Excerpted data.

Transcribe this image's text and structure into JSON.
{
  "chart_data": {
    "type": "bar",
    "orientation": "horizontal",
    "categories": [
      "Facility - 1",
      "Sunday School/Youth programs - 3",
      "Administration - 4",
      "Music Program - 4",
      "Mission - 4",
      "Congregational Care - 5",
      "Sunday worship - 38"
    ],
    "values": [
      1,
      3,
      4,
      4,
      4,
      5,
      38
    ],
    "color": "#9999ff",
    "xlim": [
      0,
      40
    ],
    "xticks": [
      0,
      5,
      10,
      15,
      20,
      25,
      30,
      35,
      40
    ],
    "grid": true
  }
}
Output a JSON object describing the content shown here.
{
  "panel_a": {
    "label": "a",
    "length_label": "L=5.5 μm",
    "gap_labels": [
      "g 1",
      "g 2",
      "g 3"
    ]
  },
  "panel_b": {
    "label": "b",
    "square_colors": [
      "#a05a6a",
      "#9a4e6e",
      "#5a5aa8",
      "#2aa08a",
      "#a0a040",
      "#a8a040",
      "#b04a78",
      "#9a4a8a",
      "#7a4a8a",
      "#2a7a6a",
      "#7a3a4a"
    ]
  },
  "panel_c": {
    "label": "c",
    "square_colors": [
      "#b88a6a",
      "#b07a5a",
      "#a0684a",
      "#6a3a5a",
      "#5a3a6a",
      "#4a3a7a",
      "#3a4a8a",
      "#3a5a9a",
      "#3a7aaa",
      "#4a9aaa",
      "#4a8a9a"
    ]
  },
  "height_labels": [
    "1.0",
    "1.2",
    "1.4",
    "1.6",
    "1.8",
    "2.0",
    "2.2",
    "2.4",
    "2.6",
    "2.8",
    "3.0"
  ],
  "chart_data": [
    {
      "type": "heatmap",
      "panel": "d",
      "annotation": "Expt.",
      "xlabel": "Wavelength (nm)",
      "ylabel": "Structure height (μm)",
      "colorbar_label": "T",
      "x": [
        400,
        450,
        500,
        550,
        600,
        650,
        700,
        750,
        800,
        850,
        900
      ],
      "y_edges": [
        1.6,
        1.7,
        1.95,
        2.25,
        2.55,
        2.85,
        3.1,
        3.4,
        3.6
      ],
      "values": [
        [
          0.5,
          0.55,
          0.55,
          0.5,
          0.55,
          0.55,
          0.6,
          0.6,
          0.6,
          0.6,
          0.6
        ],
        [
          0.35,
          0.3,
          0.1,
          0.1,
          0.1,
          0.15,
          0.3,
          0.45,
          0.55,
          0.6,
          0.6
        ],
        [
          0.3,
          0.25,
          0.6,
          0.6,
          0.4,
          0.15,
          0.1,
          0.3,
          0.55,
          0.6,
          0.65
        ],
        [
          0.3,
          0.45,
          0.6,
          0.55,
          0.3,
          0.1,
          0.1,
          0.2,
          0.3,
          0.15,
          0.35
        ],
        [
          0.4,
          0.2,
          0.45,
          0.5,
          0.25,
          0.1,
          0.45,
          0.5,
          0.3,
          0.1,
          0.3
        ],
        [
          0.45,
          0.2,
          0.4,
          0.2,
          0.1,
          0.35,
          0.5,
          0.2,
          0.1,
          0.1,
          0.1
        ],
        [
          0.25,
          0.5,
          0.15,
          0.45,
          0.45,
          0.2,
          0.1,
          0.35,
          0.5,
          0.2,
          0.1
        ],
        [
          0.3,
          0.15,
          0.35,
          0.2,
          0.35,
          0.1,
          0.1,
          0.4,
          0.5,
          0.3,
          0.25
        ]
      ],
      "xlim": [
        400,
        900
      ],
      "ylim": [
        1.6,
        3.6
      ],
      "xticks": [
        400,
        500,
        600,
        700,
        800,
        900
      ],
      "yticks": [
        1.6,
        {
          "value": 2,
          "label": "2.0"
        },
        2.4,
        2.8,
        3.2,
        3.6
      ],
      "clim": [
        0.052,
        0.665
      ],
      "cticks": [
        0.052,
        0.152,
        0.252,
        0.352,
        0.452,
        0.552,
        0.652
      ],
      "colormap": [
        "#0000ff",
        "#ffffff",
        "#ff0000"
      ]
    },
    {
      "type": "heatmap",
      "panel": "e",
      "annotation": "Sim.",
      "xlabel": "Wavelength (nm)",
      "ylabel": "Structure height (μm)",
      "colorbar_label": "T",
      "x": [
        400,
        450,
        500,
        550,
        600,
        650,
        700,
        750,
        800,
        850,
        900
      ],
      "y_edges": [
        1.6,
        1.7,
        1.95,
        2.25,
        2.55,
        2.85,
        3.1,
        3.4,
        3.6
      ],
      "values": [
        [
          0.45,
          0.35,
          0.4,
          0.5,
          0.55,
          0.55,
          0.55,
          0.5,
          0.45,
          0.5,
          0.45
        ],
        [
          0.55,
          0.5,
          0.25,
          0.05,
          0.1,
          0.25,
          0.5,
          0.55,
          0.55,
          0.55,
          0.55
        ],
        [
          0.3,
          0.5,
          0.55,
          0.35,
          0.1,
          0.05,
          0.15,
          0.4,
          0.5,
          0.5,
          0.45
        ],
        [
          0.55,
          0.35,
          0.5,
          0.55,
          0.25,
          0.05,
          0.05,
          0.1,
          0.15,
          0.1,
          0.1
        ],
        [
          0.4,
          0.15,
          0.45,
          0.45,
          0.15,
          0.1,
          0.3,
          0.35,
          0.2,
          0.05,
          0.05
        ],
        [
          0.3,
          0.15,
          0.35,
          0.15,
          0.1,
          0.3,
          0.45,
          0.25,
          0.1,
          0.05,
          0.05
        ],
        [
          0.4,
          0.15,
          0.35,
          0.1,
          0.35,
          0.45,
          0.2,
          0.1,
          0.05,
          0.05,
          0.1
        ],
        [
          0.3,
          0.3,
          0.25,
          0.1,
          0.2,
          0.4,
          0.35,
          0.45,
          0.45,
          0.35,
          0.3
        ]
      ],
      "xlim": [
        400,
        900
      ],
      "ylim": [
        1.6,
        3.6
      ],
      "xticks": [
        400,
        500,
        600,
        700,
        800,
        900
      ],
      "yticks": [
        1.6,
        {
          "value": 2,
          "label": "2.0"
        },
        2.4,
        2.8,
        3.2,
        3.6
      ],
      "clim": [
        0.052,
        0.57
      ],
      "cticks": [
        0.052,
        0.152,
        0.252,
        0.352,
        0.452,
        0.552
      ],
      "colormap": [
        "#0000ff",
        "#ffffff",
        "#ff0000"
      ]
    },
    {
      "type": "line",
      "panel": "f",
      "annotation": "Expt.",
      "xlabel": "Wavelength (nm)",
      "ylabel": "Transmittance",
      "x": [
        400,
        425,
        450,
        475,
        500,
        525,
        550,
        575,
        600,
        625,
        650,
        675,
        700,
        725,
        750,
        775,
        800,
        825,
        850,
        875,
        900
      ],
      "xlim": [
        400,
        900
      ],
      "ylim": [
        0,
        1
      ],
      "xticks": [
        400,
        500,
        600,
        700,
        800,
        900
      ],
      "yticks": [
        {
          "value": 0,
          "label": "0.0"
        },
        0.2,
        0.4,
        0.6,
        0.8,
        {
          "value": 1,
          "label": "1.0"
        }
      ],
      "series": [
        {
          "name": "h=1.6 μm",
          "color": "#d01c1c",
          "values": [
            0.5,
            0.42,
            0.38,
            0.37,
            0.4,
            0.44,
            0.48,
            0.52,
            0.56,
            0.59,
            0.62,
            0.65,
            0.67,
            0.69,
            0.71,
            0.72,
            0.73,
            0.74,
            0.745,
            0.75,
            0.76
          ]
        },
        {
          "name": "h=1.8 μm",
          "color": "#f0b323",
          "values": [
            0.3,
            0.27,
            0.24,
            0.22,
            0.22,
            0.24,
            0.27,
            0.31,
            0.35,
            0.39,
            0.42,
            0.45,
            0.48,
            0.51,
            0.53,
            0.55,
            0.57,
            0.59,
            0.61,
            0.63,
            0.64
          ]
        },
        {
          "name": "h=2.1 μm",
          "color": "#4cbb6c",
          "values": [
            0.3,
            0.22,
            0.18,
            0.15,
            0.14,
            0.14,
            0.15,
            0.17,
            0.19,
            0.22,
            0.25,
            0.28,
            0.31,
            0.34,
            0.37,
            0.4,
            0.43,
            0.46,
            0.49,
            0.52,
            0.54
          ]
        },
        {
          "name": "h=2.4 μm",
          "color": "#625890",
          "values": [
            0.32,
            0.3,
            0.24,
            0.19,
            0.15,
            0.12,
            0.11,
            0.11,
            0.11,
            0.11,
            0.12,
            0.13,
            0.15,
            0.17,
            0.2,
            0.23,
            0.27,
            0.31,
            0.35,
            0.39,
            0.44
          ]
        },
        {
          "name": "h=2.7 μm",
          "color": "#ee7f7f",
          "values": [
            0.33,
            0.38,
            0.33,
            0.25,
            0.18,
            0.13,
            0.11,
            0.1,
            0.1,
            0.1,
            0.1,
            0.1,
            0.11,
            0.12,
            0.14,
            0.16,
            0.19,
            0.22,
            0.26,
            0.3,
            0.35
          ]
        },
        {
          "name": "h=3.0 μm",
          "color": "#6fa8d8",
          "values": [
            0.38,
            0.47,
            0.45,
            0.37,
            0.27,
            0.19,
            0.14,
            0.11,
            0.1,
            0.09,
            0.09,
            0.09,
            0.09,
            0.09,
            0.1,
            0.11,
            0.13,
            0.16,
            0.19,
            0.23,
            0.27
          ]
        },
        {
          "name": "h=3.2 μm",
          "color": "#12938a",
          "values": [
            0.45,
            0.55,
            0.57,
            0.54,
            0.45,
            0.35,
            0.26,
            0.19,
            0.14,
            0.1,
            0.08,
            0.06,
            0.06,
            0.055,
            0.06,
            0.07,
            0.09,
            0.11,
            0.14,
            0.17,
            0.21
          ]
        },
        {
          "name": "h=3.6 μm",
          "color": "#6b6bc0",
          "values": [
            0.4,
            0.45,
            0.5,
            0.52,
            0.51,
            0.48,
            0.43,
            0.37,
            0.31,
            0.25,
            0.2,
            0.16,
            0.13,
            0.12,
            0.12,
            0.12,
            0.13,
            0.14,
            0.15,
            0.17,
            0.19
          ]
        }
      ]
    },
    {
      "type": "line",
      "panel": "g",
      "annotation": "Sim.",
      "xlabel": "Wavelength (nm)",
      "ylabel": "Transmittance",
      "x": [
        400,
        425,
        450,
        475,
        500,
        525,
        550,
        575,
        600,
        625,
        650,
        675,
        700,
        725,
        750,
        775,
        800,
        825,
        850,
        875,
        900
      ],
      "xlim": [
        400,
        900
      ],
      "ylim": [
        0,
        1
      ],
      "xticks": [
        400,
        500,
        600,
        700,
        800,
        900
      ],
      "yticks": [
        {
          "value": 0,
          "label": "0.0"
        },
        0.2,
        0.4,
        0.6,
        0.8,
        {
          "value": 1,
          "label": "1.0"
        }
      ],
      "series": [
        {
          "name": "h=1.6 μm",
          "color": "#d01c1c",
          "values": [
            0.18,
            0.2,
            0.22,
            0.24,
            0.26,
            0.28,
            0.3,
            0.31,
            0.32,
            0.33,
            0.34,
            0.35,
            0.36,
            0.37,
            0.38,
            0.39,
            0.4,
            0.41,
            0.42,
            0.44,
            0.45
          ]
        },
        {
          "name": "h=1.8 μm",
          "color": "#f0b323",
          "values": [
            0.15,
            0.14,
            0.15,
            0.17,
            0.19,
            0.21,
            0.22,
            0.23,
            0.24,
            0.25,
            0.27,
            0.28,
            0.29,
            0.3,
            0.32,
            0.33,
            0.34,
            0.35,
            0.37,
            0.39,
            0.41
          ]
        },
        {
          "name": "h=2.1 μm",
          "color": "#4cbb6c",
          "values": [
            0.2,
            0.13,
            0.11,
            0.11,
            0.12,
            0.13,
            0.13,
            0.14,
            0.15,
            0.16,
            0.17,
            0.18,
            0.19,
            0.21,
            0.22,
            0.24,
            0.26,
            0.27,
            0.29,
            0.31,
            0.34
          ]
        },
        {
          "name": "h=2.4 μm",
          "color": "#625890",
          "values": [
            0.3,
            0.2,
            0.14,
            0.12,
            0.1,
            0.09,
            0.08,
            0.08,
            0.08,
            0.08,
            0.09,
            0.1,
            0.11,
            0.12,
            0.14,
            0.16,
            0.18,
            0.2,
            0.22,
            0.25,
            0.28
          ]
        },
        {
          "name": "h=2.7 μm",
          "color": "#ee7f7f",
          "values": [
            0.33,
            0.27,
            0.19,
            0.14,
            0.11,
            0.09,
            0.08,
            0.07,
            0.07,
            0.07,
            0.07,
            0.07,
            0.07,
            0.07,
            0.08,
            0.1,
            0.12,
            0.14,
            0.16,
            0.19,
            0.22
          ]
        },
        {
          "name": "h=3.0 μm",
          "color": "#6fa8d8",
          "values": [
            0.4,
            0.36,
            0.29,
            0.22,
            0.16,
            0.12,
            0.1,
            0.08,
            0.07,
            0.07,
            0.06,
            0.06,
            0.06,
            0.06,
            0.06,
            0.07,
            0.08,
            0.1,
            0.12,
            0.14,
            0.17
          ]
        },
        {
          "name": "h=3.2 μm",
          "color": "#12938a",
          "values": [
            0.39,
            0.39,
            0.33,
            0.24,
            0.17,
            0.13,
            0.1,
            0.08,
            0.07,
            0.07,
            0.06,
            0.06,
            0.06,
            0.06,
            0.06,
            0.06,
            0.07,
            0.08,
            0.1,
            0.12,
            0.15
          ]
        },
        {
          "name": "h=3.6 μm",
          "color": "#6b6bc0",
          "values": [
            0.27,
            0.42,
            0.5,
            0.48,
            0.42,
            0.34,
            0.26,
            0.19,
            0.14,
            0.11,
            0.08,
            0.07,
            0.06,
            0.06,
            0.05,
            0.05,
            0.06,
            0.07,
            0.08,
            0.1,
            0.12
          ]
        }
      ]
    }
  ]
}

Your task.
Give the number of lines in the records that contain the string "JSON", and nothing besides.

Written solution.
2